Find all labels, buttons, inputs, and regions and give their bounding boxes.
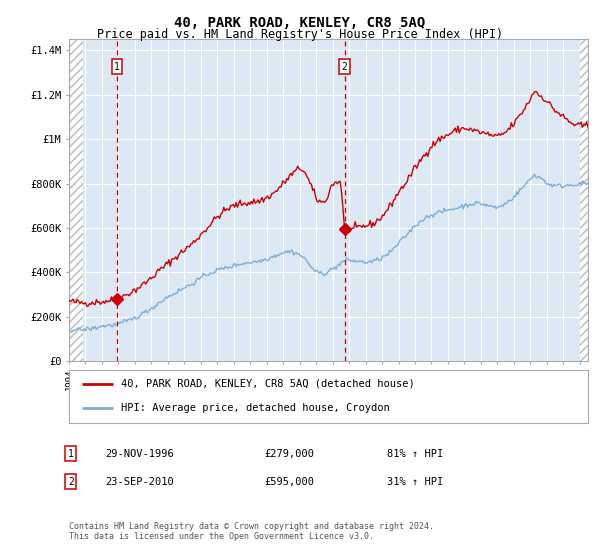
Text: £595,000: £595,000 — [264, 477, 314, 487]
Text: Contains HM Land Registry data © Crown copyright and database right 2024.
This d: Contains HM Land Registry data © Crown c… — [69, 522, 434, 542]
Text: 29-NOV-1996: 29-NOV-1996 — [105, 449, 174, 459]
Text: 81% ↑ HPI: 81% ↑ HPI — [387, 449, 443, 459]
Text: 40, PARK ROAD, KENLEY, CR8 5AQ (detached house): 40, PARK ROAD, KENLEY, CR8 5AQ (detached… — [121, 379, 415, 389]
Text: Price paid vs. HM Land Registry's House Price Index (HPI): Price paid vs. HM Land Registry's House … — [97, 28, 503, 41]
Text: £279,000: £279,000 — [264, 449, 314, 459]
Text: 31% ↑ HPI: 31% ↑ HPI — [387, 477, 443, 487]
Bar — [69, 39, 83, 361]
Text: 1: 1 — [68, 449, 74, 459]
Bar — [580, 39, 588, 361]
Text: 23-SEP-2010: 23-SEP-2010 — [105, 477, 174, 487]
Text: HPI: Average price, detached house, Croydon: HPI: Average price, detached house, Croy… — [121, 403, 389, 413]
Text: 2: 2 — [68, 477, 74, 487]
Text: 2: 2 — [341, 62, 347, 72]
Text: 1: 1 — [114, 62, 120, 72]
Text: 40, PARK ROAD, KENLEY, CR8 5AQ: 40, PARK ROAD, KENLEY, CR8 5AQ — [175, 16, 425, 30]
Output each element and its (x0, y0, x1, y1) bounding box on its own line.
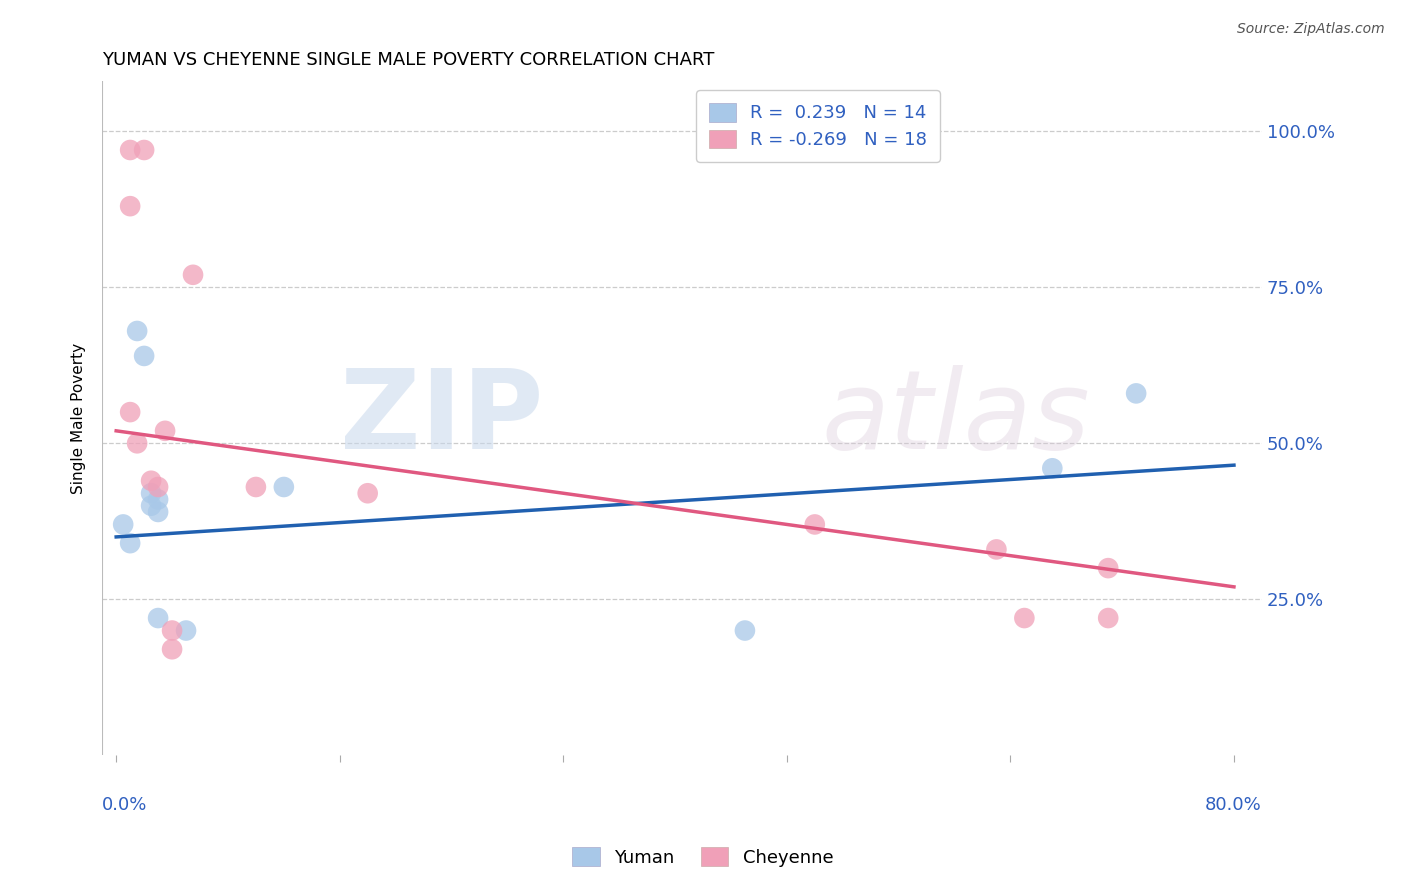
Point (174, 624, 197, 638)
Point (112, 517, 135, 532)
Point (127, 436, 149, 450)
Point (153, 424, 176, 438)
Y-axis label: Single Male Poverty: Single Male Poverty (72, 343, 86, 494)
Point (986, 542, 1008, 557)
Point (1097, 561, 1119, 575)
Point (181, 268, 204, 282)
Point (146, 492, 169, 507)
Point (146, 480, 169, 494)
Point (804, 517, 827, 532)
Point (1040, 461, 1063, 475)
Point (127, 324, 149, 338)
Point (120, 143, 142, 157)
Point (245, 480, 267, 494)
Text: Source: ZipAtlas.com: Source: ZipAtlas.com (1237, 22, 1385, 37)
Point (139, 486, 162, 500)
Point (1014, 611, 1036, 625)
Point (134, 143, 156, 157)
Legend: Yuman, Cheyenne: Yuman, Cheyenne (565, 840, 841, 874)
Text: YUMAN VS CHEYENNE SINGLE MALE POVERTY CORRELATION CHART: YUMAN VS CHEYENNE SINGLE MALE POVERTY CO… (103, 51, 714, 69)
Point (139, 499, 162, 513)
Point (120, 405, 142, 419)
Text: ZIP: ZIP (339, 365, 543, 472)
Legend: R =  0.239   N = 14, R = -0.269   N = 18: R = 0.239 N = 14, R = -0.269 N = 18 (696, 90, 939, 161)
Point (139, 474, 162, 488)
Point (1125, 386, 1147, 401)
Point (146, 611, 169, 625)
Point (1097, 611, 1119, 625)
Point (120, 199, 142, 213)
Point (273, 480, 295, 494)
Text: atlas: atlas (821, 365, 1090, 472)
Text: 80.0%: 80.0% (1205, 796, 1263, 814)
Point (120, 536, 142, 550)
Point (734, 624, 756, 638)
Point (357, 486, 380, 500)
Point (160, 624, 183, 638)
Text: 0.0%: 0.0% (103, 796, 148, 814)
Point (146, 505, 169, 519)
Point (160, 642, 183, 657)
Point (134, 349, 156, 363)
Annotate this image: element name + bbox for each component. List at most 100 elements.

INSTRUCTIONS FOR THE TASK
Return the records above line for line, unchanged, but leave out the pictures.

RESULT FOR THIS EXERCISE
Find all labels, buttons, inputs, and regions and give their bounding boxes.
Text: £595,000: £595,000 — [264, 477, 314, 487]
Text: Contains HM Land Registry data © Crown copyright and database right 2024.
This d: Contains HM Land Registry data © Crown c… — [69, 522, 434, 542]
Text: 29-NOV-1996: 29-NOV-1996 — [105, 449, 174, 459]
Text: 81% ↑ HPI: 81% ↑ HPI — [387, 449, 443, 459]
Text: 40, PARK ROAD, KENLEY, CR8 5AQ (detached house): 40, PARK ROAD, KENLEY, CR8 5AQ (detached… — [121, 379, 415, 389]
Text: Price paid vs. HM Land Registry's House Price Index (HPI): Price paid vs. HM Land Registry's House … — [97, 28, 503, 41]
Text: £279,000: £279,000 — [264, 449, 314, 459]
Text: 31% ↑ HPI: 31% ↑ HPI — [387, 477, 443, 487]
Bar — [69, 39, 83, 361]
Text: 1: 1 — [68, 449, 74, 459]
Bar — [580, 39, 588, 361]
Text: 23-SEP-2010: 23-SEP-2010 — [105, 477, 174, 487]
Text: HPI: Average price, detached house, Croydon: HPI: Average price, detached house, Croy… — [121, 403, 389, 413]
Text: 2: 2 — [68, 477, 74, 487]
Text: 2: 2 — [341, 62, 347, 72]
Text: 1: 1 — [114, 62, 120, 72]
Text: 40, PARK ROAD, KENLEY, CR8 5AQ: 40, PARK ROAD, KENLEY, CR8 5AQ — [175, 16, 425, 30]
Output each element and its (x0, y0, x1, y1) bounding box on its own line.
Point (174, 624, 197, 638)
Point (112, 517, 135, 532)
Point (127, 436, 149, 450)
Point (153, 424, 176, 438)
Y-axis label: Single Male Poverty: Single Male Poverty (72, 343, 86, 494)
Point (986, 542, 1008, 557)
Point (1097, 561, 1119, 575)
Point (181, 268, 204, 282)
Point (146, 492, 169, 507)
Point (146, 480, 169, 494)
Point (804, 517, 827, 532)
Point (1040, 461, 1063, 475)
Point (127, 324, 149, 338)
Point (120, 143, 142, 157)
Point (245, 480, 267, 494)
Text: Source: ZipAtlas.com: Source: ZipAtlas.com (1237, 22, 1385, 37)
Point (139, 486, 162, 500)
Point (1014, 611, 1036, 625)
Point (134, 143, 156, 157)
Legend: Yuman, Cheyenne: Yuman, Cheyenne (565, 840, 841, 874)
Text: YUMAN VS CHEYENNE SINGLE MALE POVERTY CORRELATION CHART: YUMAN VS CHEYENNE SINGLE MALE POVERTY CO… (103, 51, 714, 69)
Point (139, 499, 162, 513)
Point (120, 405, 142, 419)
Text: ZIP: ZIP (339, 365, 543, 472)
Legend: R =  0.239   N = 14, R = -0.269   N = 18: R = 0.239 N = 14, R = -0.269 N = 18 (696, 90, 939, 161)
Point (139, 474, 162, 488)
Point (1125, 386, 1147, 401)
Point (146, 611, 169, 625)
Point (1097, 611, 1119, 625)
Point (120, 199, 142, 213)
Point (273, 480, 295, 494)
Text: atlas: atlas (821, 365, 1090, 472)
Text: 80.0%: 80.0% (1205, 796, 1263, 814)
Point (120, 536, 142, 550)
Point (734, 624, 756, 638)
Point (357, 486, 380, 500)
Point (160, 624, 183, 638)
Text: 0.0%: 0.0% (103, 796, 148, 814)
Point (146, 505, 169, 519)
Point (160, 642, 183, 657)
Point (134, 349, 156, 363)
Annotate this image: element name + bbox for each component. List at most 100 elements.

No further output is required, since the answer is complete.